## Task
Using the data beneath, show every line that includes the word "this".

##### Data rows #####

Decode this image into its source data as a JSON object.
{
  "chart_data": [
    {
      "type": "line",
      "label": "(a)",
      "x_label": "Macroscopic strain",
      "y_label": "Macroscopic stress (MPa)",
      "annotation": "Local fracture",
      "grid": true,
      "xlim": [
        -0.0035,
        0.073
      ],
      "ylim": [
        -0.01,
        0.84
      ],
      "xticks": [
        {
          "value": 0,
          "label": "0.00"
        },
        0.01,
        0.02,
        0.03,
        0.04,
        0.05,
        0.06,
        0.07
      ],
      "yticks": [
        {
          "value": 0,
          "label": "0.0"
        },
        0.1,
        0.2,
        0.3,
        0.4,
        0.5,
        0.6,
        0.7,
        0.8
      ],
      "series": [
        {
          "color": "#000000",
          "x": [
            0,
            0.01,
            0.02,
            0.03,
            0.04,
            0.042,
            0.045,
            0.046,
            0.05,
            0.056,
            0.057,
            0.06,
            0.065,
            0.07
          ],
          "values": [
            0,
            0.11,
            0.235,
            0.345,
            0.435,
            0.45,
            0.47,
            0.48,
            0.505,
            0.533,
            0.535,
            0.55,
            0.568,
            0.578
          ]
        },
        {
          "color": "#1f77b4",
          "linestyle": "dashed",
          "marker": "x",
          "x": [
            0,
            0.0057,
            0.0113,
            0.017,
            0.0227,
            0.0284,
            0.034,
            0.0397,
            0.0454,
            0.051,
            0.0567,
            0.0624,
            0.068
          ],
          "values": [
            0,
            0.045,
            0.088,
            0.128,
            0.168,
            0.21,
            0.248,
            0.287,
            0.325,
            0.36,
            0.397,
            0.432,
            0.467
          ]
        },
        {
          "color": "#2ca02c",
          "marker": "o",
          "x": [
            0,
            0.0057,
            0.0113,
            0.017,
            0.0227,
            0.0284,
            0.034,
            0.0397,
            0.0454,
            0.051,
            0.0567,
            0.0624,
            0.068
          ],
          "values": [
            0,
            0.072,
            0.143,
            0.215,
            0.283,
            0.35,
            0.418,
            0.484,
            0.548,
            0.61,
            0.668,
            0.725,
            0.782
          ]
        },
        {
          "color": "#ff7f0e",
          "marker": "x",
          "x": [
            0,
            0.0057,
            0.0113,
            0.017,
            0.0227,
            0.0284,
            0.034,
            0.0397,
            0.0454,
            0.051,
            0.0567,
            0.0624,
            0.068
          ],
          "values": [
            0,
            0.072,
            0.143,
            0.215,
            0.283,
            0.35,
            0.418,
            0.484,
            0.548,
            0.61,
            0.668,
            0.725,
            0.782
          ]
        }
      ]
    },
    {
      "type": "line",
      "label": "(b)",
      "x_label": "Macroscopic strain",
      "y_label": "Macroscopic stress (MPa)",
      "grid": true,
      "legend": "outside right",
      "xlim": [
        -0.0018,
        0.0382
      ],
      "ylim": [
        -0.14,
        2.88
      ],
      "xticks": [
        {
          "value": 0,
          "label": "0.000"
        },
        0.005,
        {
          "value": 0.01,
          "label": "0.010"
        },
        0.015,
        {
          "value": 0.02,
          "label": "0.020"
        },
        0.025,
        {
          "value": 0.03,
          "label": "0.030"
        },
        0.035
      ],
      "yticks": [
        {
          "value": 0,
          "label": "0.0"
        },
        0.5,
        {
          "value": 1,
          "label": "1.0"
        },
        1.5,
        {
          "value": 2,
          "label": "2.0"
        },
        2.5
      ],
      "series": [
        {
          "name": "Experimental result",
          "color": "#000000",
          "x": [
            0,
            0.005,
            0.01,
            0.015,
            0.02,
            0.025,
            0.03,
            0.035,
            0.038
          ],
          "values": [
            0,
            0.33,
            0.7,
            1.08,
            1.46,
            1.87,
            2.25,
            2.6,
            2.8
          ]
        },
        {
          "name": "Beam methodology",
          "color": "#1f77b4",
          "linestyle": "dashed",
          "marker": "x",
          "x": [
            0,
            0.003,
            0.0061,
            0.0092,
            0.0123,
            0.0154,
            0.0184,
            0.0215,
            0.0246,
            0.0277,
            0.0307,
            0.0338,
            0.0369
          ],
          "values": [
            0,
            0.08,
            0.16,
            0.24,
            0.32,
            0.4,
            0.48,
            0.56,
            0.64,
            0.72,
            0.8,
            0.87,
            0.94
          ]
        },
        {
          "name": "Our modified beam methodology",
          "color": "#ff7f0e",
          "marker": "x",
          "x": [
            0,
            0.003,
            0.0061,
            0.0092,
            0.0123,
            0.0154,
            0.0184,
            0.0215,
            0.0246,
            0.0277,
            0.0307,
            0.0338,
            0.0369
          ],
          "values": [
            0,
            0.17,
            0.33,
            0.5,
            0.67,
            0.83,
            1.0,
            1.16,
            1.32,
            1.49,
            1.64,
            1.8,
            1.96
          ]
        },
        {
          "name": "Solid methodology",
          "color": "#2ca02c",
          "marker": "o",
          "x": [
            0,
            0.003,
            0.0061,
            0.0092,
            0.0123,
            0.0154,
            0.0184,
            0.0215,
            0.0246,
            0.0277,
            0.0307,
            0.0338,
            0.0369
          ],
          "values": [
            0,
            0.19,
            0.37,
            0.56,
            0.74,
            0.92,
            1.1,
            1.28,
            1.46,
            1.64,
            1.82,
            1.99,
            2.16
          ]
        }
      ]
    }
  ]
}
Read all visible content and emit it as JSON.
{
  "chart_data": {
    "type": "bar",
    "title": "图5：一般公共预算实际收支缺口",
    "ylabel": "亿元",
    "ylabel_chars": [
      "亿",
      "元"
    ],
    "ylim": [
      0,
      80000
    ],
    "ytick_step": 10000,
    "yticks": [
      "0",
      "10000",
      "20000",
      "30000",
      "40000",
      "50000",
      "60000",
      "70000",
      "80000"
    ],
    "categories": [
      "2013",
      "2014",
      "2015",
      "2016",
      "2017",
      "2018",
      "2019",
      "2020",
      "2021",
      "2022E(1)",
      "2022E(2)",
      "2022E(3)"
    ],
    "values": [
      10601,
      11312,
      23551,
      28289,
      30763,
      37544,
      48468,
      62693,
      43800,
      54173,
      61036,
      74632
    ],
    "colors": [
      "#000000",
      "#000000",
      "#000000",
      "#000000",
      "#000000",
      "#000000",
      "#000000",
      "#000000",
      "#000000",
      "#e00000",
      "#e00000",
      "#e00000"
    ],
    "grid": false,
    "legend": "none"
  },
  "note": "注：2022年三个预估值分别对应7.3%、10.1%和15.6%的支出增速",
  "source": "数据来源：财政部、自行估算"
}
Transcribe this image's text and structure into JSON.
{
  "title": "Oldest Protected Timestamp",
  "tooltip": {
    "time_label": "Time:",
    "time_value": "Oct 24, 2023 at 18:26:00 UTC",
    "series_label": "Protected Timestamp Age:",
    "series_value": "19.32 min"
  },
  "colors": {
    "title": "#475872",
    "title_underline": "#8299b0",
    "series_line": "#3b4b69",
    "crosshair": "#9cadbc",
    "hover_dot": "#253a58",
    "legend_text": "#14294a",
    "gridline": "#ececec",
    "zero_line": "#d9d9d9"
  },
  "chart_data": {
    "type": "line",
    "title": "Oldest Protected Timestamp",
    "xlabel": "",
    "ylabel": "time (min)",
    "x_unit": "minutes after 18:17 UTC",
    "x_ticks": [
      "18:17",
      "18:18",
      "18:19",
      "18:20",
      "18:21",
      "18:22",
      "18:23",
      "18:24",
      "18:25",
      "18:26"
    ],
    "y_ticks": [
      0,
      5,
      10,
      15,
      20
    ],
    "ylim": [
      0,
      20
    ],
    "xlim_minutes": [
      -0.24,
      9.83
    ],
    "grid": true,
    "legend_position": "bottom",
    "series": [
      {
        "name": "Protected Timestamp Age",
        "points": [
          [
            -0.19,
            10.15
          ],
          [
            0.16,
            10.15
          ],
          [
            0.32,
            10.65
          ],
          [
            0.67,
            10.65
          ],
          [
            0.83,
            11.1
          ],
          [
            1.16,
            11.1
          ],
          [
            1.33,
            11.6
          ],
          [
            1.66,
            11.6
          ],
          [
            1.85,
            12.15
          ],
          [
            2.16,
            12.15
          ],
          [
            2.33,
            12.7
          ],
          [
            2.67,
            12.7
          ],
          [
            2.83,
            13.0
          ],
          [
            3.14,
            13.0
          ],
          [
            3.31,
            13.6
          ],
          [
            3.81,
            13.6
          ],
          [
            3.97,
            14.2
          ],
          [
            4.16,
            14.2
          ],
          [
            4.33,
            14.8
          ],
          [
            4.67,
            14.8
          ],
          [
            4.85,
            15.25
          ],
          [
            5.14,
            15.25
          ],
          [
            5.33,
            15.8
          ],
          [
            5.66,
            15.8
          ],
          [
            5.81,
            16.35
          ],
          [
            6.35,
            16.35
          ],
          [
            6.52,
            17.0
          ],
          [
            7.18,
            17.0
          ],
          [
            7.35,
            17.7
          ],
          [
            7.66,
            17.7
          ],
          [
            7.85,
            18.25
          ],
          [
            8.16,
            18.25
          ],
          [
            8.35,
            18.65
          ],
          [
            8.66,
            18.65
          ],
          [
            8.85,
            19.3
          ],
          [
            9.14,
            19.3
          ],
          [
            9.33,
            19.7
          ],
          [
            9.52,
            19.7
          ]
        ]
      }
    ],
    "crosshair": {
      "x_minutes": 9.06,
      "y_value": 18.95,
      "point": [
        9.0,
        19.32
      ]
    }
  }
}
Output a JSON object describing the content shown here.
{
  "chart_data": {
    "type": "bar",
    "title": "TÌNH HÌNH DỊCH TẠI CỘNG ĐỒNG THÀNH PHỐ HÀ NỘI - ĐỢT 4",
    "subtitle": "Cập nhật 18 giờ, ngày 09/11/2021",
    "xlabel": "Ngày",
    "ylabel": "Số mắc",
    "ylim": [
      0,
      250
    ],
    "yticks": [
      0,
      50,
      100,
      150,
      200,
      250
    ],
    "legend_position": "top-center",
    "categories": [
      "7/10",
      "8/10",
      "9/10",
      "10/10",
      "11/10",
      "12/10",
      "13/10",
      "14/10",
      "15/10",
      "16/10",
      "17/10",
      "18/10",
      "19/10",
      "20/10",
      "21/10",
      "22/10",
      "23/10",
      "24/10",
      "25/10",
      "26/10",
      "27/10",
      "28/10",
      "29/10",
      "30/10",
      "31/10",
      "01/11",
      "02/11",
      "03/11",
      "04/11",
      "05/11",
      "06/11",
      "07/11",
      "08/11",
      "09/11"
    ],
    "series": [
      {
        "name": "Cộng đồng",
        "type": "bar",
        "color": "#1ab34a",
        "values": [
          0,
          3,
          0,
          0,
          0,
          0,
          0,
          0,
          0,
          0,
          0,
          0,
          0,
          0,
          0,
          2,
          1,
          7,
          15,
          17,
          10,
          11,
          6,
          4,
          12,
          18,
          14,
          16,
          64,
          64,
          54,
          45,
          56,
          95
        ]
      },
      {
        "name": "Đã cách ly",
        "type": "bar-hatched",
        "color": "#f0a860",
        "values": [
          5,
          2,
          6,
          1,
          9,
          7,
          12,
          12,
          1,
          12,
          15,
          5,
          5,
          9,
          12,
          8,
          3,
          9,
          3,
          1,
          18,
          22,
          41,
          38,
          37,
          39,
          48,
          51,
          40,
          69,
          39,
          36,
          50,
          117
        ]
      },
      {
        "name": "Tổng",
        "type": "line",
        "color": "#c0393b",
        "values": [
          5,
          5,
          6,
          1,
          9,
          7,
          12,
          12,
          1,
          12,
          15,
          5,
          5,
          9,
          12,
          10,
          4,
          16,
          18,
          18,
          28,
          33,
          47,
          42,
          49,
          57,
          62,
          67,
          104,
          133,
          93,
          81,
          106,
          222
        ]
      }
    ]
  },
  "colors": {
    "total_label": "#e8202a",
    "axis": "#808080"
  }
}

#####

## Written answer
Decode this image into its source data as a JSON object.
Transcribe this image's text and structure into JSON.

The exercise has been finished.